* WORK INSTRUCTIONS
Every entry below should be printed exactly, without its images.

BEGIN INPUT MATERIAL

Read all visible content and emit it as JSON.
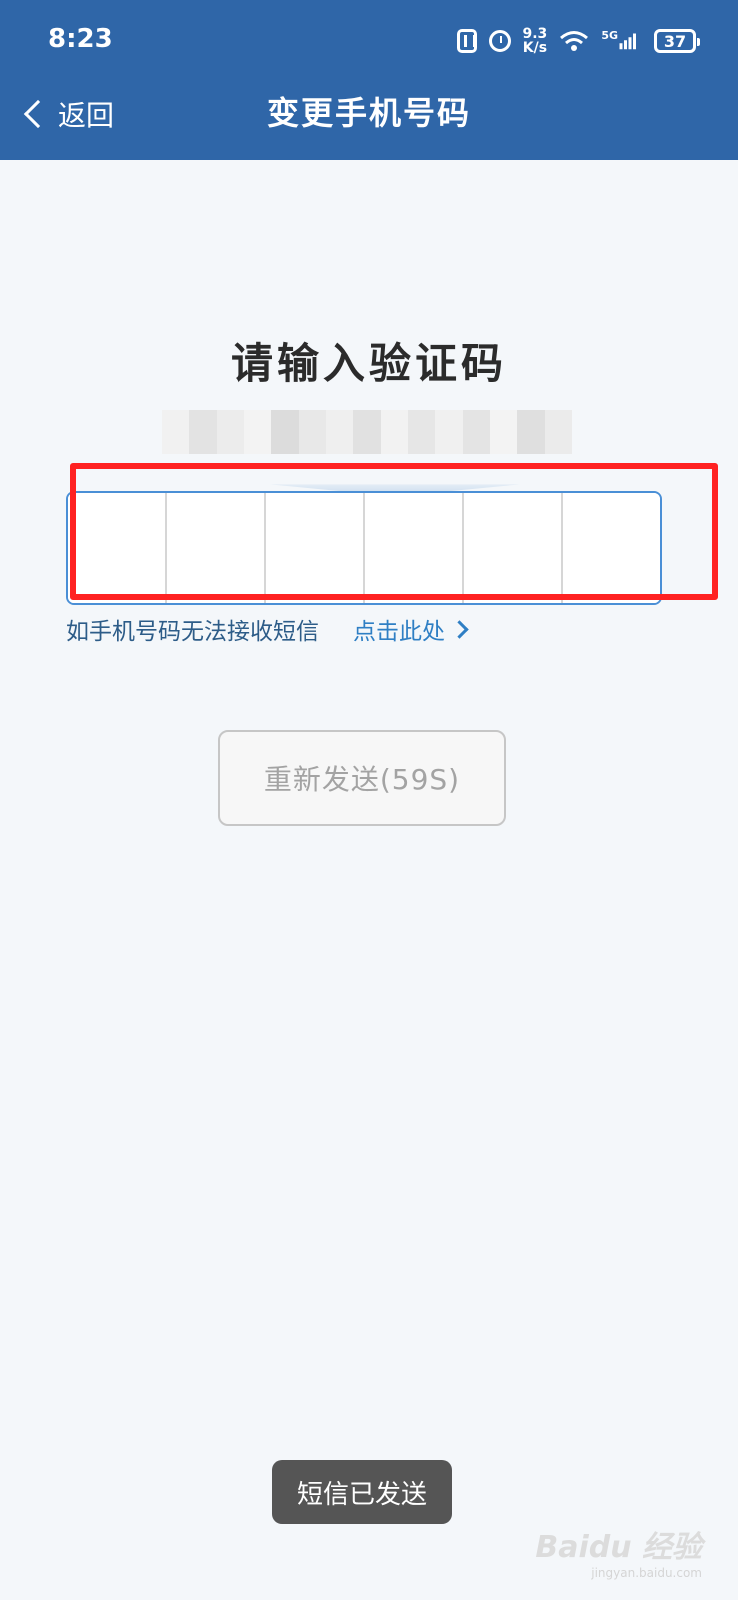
{
  "status_bar": {
    "time": "8:23",
    "net_speed_value": "9.3",
    "net_speed_unit": "K/s",
    "signal_label": "5G",
    "battery_level": "37",
    "icons": [
      "nfc-icon",
      "alarm-icon",
      "wifi-icon",
      "signal-icon",
      "battery-icon"
    ]
  },
  "nav": {
    "back_label": "返回",
    "title": "变更手机号码"
  },
  "main": {
    "prompt_title": "请输入验证码",
    "code_length": 6,
    "code_values": [
      "",
      "",
      "",
      "",
      "",
      ""
    ],
    "help_text": "如手机号码无法接收短信",
    "help_link": "点击此处",
    "resend_label": "重新发送(59S)"
  },
  "toast": {
    "message": "短信已发送"
  },
  "watermark": {
    "brand": "Baidu 经验",
    "url": "jingyan.baidu.com"
  },
  "colors": {
    "header": "#2f66a8",
    "background": "#f4f7fa",
    "accent_link": "#2f7fc4",
    "highlight": "#ff2222",
    "input_border": "#4a8fd6"
  }
}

END INPUT MATERIAL

* WRITTEN RESPONSE
Read all visible content and emit it as JSON.
{
  "status_bar": {
    "time": "8:23",
    "net_speed_value": "9.3",
    "net_speed_unit": "K/s",
    "signal_label": "5G",
    "battery_level": "37",
    "icons": [
      "nfc-icon",
      "alarm-icon",
      "wifi-icon",
      "signal-icon",
      "battery-icon"
    ]
  },
  "nav": {
    "back_label": "返回",
    "title": "变更手机号码"
  },
  "main": {
    "prompt_title": "请输入验证码",
    "code_length": 6,
    "code_values": [
      "",
      "",
      "",
      "",
      "",
      ""
    ],
    "help_text": "如手机号码无法接收短信",
    "help_link": "点击此处",
    "resend_label": "重新发送(59S)"
  },
  "toast": {
    "message": "短信已发送"
  },
  "watermark": {
    "brand": "Baidu 经验",
    "url": "jingyan.baidu.com"
  },
  "colors": {
    "header": "#2f66a8",
    "background": "#f4f7fa",
    "accent_link": "#2f7fc4",
    "highlight": "#ff2222",
    "input_border": "#4a8fd6"
  }
}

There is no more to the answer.